[WHAT YOU WILL DO] Copy out lines with the word "固定污染源排气中氮氧化物的测定" from the material that follows.

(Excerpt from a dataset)
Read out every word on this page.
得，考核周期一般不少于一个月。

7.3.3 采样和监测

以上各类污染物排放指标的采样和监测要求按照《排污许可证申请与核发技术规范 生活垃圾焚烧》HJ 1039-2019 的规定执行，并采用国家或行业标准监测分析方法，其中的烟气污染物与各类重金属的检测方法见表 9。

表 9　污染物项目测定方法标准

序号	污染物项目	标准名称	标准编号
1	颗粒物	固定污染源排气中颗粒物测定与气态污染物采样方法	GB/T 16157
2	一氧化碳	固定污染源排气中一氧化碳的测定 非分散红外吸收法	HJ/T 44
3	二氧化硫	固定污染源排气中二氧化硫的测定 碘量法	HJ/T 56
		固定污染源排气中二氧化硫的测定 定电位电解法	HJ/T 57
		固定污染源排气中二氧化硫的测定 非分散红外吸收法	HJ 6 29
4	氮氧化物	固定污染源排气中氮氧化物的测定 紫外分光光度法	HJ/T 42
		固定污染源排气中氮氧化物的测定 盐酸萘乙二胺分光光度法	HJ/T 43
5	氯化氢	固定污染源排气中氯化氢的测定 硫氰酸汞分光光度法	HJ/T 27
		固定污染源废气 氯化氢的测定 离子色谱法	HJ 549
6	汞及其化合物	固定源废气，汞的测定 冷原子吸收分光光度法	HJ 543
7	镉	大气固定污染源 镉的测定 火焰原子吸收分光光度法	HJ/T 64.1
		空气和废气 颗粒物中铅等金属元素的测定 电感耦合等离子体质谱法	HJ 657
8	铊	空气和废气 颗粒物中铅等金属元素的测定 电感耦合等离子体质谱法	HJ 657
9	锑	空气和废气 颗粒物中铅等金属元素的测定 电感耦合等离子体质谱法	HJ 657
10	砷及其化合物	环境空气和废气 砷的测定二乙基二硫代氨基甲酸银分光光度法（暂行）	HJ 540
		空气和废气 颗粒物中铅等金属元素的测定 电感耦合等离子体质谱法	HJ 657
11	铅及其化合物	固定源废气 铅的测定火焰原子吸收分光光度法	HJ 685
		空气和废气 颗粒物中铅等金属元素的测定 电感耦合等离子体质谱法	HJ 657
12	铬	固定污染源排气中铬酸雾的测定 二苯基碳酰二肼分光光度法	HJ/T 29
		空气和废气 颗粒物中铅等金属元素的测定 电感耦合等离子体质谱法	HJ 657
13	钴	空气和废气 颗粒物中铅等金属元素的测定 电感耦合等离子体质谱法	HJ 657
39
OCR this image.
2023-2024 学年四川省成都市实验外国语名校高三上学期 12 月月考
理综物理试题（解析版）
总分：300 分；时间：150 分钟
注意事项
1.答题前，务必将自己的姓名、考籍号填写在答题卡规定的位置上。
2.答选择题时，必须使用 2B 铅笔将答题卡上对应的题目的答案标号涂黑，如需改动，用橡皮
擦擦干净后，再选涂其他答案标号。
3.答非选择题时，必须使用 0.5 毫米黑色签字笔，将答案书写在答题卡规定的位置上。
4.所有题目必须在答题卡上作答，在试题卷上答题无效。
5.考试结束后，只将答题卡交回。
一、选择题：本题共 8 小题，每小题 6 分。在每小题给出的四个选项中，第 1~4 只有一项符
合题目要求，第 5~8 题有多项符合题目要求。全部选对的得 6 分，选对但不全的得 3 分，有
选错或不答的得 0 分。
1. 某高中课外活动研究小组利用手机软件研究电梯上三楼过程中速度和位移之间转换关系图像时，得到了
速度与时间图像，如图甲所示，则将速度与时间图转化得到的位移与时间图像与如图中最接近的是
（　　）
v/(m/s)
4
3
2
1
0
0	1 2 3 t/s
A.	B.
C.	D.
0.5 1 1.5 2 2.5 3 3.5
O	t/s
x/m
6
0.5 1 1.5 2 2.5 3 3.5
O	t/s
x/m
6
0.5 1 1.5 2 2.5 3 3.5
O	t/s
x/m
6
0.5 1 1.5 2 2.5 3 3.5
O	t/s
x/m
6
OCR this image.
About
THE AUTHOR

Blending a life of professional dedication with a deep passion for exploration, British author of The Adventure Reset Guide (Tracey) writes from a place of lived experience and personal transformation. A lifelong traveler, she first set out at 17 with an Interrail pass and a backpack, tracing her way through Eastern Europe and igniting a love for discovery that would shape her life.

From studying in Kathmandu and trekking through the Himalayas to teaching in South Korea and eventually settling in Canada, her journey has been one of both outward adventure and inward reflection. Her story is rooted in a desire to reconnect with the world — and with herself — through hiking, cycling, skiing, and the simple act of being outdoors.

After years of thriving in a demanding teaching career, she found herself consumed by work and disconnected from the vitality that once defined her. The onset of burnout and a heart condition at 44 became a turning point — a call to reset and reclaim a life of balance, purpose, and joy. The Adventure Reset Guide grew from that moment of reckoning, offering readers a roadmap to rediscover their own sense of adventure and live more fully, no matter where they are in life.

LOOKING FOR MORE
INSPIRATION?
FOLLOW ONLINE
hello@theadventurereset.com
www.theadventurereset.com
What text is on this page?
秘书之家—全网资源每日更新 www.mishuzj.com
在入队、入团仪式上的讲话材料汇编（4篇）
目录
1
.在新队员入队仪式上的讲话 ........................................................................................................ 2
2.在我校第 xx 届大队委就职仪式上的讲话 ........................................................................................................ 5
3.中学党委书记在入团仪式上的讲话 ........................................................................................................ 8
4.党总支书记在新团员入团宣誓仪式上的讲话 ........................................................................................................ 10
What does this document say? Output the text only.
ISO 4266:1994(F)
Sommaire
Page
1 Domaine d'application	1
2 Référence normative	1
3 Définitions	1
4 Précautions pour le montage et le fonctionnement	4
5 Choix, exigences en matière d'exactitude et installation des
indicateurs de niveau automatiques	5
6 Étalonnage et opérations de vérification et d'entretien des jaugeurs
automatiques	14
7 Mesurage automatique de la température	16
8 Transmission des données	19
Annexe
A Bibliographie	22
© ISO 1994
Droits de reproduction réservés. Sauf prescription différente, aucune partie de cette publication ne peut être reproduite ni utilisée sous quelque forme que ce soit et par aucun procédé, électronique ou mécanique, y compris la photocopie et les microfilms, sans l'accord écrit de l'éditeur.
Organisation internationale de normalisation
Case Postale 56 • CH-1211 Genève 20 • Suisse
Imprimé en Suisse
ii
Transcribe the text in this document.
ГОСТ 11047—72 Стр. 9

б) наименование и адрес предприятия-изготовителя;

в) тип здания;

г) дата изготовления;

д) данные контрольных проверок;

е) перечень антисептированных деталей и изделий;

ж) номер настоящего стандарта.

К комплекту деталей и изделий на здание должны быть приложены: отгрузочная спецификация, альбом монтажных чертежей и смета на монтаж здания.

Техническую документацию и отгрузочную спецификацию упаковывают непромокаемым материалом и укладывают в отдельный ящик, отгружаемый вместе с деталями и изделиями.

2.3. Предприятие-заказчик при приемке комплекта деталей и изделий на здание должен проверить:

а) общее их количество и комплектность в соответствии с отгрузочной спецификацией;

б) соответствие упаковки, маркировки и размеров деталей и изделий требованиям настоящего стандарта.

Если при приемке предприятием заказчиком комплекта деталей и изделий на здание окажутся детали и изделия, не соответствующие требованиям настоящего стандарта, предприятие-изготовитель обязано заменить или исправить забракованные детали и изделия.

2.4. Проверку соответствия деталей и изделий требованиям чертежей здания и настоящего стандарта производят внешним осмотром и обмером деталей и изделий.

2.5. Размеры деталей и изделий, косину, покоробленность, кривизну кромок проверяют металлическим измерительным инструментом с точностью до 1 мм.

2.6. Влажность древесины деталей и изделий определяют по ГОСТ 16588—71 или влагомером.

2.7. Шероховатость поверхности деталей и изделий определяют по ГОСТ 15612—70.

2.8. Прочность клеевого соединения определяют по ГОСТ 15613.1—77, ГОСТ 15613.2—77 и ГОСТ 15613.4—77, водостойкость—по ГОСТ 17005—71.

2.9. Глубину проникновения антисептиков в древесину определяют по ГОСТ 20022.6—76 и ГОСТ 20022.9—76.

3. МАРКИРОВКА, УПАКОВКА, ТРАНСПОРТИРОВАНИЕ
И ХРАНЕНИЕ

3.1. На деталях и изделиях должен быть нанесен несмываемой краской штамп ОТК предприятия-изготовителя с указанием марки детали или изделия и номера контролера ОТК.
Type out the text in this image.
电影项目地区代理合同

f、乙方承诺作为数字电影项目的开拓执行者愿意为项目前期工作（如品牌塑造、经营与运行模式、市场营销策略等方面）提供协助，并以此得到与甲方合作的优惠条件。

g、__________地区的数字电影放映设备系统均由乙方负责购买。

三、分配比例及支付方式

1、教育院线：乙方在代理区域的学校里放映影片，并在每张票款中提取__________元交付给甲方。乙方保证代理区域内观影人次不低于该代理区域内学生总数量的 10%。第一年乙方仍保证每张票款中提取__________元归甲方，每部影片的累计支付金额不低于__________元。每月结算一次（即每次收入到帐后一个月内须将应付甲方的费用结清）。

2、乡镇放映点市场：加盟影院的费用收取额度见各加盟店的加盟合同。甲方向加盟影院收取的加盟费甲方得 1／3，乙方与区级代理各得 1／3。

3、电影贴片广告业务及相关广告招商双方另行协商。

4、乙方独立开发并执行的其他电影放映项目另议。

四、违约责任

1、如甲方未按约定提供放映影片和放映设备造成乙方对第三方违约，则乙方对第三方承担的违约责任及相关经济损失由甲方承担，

[RESPONSE FOR THIS EXERCISE]
4	氮氧化物	固定污染源排气中氮氧化物的测定 紫外分光光度法	HJ/T 42
		固定污染源排气中氮氧化物的测定 盐酸萘乙二胺分光光度法	HJ/T 43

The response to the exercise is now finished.